THE REQUEST -> Your copy of the material below should match it exactly, except that it holds no pictures.

┌──

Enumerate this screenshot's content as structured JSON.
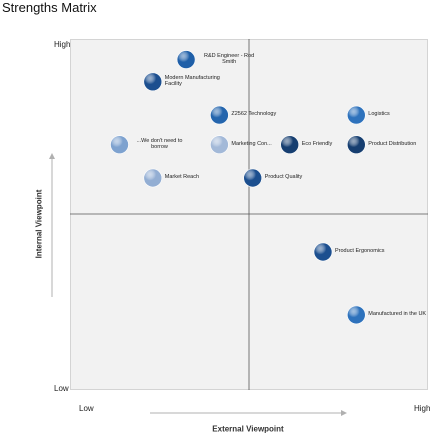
{
  "chart_data": {
    "type": "scatter",
    "title": "Strengths Matrix",
    "xlabel": "External Viewpoint",
    "ylabel": "Internal Viewpoint",
    "x_low_label": "Low",
    "x_high_label": "High",
    "y_low_label": "Low",
    "y_high_label": "High",
    "xlim": [
      0,
      10
    ],
    "ylim": [
      0,
      10
    ],
    "grid": false,
    "points": [
      {
        "label": "R&D Engineer - Rod Smith",
        "x": 3.3,
        "y": 9.2,
        "color": "#1f5fa8"
      },
      {
        "label": "Modern Manufacturing Facility",
        "x": 2.4,
        "y": 8.6,
        "color": "#1c4f8f"
      },
      {
        "label": "Z2562 Technology",
        "x": 4.2,
        "y": 7.7,
        "color": "#2465ad"
      },
      {
        "label": "Logistics",
        "x": 7.9,
        "y": 7.7,
        "color": "#2e72bc"
      },
      {
        "label": "...We don't need to borrow",
        "x": 1.5,
        "y": 6.9,
        "color": "#7ea2cf"
      },
      {
        "label": "Marketing Con...",
        "x": 4.2,
        "y": 6.9,
        "color": "#a3b9d8"
      },
      {
        "label": "Eco Friendly",
        "x": 6.1,
        "y": 6.9,
        "color": "#163e70"
      },
      {
        "label": "Product Distribution",
        "x": 7.9,
        "y": 6.9,
        "color": "#163e70"
      },
      {
        "label": "Market Reach",
        "x": 2.4,
        "y": 6.0,
        "color": "#93aed3"
      },
      {
        "label": "Product Quality",
        "x": 5.1,
        "y": 6.0,
        "color": "#1c4f8f"
      },
      {
        "label": "Product Ergonomics",
        "x": 7.0,
        "y": 4.0,
        "color": "#1c4f8f"
      },
      {
        "label": "Manufactured in the UK",
        "x": 7.9,
        "y": 2.3,
        "color": "#2e72bc"
      }
    ]
  }
}
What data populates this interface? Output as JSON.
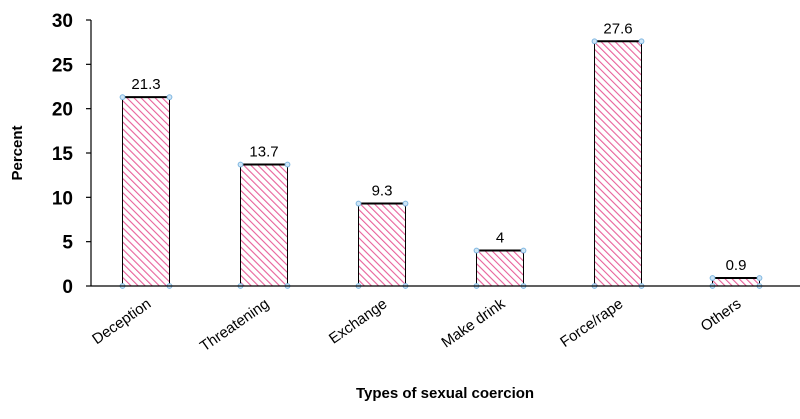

└──

EXERCISE SOLUTION ->
Enumerate this screenshot's content as structured JSON.
{
  "chart_data": {
    "type": "scatter",
    "title": "Strengths Matrix",
    "xlabel": "External Viewpoint",
    "ylabel": "Internal Viewpoint",
    "x_low_label": "Low",
    "x_high_label": "High",
    "y_low_label": "Low",
    "y_high_label": "High",
    "xlim": [
      0,
      10
    ],
    "ylim": [
      0,
      10
    ],
    "grid": false,
    "points": [
      {
        "label": "R&D Engineer - Rod Smith",
        "x": 3.3,
        "y": 9.2,
        "color": "#1f5fa8"
      },
      {
        "label": "Modern Manufacturing Facility",
        "x": 2.4,
        "y": 8.6,
        "color": "#1c4f8f"
      },
      {
        "label": "Z2562 Technology",
        "x": 4.2,
        "y": 7.7,
        "color": "#2465ad"
      },
      {
        "label": "Logistics",
        "x": 7.9,
        "y": 7.7,
        "color": "#2e72bc"
      },
      {
        "label": "...We don't need to borrow",
        "x": 1.5,
        "y": 6.9,
        "color": "#7ea2cf"
      },
      {
        "label": "Marketing Con...",
        "x": 4.2,
        "y": 6.9,
        "color": "#a3b9d8"
      },
      {
        "label": "Eco Friendly",
        "x": 6.1,
        "y": 6.9,
        "color": "#163e70"
      },
      {
        "label": "Product Distribution",
        "x": 7.9,
        "y": 6.9,
        "color": "#163e70"
      },
      {
        "label": "Market Reach",
        "x": 2.4,
        "y": 6.0,
        "color": "#93aed3"
      },
      {
        "label": "Product Quality",
        "x": 5.1,
        "y": 6.0,
        "color": "#1c4f8f"
      },
      {
        "label": "Product Ergonomics",
        "x": 7.0,
        "y": 4.0,
        "color": "#1c4f8f"
      },
      {
        "label": "Manufactured in the UK",
        "x": 7.9,
        "y": 2.3,
        "color": "#2e72bc"
      }
    ]
  }
}
What data populates this interface? Output as JSON.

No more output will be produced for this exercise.